Look for the string "Paula" in the lines and copy each line that has it.

--

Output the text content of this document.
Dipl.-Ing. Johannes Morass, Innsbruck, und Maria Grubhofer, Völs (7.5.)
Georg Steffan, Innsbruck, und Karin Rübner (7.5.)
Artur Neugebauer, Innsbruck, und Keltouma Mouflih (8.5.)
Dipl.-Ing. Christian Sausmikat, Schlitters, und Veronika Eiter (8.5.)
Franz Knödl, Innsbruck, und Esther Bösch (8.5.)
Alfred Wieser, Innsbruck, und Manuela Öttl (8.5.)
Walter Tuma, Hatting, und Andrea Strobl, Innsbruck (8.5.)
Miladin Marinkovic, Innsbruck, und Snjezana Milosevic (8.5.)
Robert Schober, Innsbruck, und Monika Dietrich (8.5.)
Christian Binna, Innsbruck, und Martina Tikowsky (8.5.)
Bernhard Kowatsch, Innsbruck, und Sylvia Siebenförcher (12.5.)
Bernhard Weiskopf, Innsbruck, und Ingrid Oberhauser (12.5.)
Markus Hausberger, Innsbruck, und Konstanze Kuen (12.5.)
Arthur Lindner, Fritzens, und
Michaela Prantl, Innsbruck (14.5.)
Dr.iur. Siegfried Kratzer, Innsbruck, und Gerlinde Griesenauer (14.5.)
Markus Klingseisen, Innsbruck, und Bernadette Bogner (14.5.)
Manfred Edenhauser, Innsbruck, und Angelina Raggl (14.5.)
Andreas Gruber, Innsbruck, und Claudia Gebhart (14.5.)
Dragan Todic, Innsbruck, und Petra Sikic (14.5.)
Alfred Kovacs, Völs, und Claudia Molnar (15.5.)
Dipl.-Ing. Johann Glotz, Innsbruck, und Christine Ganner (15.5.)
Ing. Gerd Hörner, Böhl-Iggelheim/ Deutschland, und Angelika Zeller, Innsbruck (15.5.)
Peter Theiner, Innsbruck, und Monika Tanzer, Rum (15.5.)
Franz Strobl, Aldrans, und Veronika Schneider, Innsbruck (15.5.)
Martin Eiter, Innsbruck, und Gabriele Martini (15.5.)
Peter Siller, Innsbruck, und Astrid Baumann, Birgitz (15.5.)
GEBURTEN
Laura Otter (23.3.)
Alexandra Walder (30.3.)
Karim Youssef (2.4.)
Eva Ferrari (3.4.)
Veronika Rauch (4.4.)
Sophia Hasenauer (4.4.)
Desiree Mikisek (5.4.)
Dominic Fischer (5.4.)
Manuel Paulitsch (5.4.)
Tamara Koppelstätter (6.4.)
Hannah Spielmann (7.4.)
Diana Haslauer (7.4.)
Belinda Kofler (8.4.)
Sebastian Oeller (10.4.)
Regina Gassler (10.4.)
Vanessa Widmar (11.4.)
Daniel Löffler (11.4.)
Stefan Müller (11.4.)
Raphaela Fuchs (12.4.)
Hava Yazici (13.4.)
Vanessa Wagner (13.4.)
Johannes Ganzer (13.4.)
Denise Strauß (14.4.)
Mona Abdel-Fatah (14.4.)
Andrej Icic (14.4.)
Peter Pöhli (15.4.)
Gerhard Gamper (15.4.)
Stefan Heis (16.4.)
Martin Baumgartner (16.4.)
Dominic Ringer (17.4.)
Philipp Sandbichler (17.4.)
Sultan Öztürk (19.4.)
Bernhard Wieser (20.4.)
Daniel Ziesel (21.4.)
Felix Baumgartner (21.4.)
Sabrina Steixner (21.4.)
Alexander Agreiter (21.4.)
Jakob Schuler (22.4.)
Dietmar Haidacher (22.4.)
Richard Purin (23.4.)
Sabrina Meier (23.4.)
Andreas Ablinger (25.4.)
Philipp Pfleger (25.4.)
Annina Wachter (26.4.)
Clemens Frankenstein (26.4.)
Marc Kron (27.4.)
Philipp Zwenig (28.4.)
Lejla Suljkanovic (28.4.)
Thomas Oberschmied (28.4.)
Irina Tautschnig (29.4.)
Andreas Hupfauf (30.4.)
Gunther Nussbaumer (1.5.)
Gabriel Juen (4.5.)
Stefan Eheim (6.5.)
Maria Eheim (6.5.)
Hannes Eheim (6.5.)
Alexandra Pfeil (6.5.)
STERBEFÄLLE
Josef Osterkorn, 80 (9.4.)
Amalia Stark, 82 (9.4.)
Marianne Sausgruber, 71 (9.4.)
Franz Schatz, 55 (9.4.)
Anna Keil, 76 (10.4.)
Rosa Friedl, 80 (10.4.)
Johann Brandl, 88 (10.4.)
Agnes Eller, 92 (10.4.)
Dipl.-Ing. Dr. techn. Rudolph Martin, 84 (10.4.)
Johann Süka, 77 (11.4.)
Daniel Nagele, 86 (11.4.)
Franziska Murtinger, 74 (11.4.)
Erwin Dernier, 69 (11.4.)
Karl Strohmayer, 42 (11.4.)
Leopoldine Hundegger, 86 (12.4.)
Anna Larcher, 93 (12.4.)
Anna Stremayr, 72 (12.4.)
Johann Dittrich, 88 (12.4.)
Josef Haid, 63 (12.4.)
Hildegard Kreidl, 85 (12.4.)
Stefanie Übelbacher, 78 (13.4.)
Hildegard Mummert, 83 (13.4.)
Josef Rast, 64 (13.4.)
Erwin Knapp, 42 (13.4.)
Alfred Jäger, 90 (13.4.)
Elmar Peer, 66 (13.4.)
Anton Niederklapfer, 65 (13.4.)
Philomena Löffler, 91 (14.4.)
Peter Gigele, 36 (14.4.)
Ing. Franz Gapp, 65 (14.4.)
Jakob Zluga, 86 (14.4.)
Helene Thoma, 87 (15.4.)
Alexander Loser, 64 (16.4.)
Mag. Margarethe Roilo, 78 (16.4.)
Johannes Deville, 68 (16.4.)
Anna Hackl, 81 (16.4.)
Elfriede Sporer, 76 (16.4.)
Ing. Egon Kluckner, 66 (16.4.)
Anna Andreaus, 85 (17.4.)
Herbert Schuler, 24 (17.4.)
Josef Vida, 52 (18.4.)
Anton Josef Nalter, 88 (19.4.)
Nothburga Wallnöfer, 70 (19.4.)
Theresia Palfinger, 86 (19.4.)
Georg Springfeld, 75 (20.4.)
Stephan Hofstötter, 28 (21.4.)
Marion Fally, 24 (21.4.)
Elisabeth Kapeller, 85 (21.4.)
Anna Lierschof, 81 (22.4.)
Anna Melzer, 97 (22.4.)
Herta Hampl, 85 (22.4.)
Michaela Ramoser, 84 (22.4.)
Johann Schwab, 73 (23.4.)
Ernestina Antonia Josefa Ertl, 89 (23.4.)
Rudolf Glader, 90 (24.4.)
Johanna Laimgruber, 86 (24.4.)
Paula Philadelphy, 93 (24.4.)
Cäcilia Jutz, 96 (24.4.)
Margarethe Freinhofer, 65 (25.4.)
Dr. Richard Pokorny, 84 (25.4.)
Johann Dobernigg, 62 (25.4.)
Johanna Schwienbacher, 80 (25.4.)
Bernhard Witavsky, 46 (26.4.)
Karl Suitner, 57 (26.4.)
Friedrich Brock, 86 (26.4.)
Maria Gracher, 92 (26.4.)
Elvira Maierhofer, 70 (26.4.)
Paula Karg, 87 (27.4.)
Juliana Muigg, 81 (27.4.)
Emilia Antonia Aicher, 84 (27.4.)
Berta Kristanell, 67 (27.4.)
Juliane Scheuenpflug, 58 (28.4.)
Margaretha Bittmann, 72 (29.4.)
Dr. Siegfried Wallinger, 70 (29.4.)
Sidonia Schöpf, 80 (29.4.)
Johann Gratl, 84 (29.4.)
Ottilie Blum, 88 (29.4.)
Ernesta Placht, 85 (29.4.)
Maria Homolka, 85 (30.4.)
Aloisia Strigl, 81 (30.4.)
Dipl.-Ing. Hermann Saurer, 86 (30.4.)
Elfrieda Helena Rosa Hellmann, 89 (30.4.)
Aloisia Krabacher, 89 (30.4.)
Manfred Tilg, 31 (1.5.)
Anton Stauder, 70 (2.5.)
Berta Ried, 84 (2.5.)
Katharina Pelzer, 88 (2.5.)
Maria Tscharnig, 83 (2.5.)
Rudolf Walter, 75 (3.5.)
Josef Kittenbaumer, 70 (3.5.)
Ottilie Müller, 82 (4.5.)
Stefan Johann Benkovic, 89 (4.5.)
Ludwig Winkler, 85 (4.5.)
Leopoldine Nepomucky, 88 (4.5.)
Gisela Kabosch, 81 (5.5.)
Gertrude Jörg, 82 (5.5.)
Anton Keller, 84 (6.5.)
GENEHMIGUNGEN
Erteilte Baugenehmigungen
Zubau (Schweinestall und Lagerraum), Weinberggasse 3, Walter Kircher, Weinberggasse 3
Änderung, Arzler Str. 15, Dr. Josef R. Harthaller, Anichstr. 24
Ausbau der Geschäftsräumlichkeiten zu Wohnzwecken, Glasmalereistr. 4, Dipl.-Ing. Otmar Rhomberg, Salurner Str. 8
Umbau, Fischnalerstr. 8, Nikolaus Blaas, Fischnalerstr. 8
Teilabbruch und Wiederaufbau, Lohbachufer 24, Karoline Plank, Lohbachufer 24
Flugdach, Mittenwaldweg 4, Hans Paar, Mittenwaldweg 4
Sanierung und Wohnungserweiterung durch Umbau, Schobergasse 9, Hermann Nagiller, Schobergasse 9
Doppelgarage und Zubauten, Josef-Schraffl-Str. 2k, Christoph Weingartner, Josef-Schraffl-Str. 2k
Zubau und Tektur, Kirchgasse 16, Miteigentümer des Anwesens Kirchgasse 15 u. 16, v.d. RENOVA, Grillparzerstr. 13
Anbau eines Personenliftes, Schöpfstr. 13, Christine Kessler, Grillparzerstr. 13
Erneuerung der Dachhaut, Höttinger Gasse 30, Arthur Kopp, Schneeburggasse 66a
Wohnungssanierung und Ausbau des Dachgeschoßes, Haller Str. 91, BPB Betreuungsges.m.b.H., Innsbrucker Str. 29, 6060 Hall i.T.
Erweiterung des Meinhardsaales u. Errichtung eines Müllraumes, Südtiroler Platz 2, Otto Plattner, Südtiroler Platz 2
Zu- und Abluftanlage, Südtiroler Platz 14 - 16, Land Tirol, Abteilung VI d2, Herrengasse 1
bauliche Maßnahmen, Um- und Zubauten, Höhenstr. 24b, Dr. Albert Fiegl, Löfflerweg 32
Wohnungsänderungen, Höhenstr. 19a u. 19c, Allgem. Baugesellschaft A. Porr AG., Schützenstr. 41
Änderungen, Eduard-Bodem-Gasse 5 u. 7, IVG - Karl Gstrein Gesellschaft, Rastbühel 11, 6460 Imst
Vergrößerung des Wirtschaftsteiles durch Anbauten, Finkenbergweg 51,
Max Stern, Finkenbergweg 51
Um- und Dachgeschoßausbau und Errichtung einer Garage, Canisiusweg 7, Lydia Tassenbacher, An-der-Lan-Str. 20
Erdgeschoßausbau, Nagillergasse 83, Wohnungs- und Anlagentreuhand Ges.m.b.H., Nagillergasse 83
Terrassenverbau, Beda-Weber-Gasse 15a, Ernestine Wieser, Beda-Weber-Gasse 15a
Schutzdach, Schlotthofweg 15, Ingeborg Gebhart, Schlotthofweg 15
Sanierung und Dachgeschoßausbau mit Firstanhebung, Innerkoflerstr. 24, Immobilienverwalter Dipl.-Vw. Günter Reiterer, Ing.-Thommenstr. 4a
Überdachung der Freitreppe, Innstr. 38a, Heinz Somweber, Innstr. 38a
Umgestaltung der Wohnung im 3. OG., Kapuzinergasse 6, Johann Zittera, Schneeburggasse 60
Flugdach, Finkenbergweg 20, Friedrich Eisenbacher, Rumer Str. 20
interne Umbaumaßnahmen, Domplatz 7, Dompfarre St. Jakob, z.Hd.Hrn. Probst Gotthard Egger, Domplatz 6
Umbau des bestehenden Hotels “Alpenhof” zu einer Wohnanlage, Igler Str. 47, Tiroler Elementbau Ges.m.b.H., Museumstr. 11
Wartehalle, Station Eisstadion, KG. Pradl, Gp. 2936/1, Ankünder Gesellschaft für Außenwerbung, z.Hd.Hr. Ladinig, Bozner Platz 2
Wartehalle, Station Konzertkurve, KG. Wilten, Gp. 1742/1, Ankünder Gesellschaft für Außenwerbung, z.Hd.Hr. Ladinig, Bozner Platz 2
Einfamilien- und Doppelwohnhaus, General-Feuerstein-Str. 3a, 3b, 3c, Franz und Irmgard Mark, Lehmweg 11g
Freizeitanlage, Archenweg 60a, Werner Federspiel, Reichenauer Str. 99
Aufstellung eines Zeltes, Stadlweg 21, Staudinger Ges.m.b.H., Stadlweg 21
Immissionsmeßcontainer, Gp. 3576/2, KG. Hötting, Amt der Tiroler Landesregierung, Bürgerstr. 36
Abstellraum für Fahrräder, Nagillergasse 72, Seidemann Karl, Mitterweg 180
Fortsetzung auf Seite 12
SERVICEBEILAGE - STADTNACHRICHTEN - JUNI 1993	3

--

> _The completed task_:
Paula Philadelphy, 93 (24.4.)
Paula Karg, 87 (27.4.)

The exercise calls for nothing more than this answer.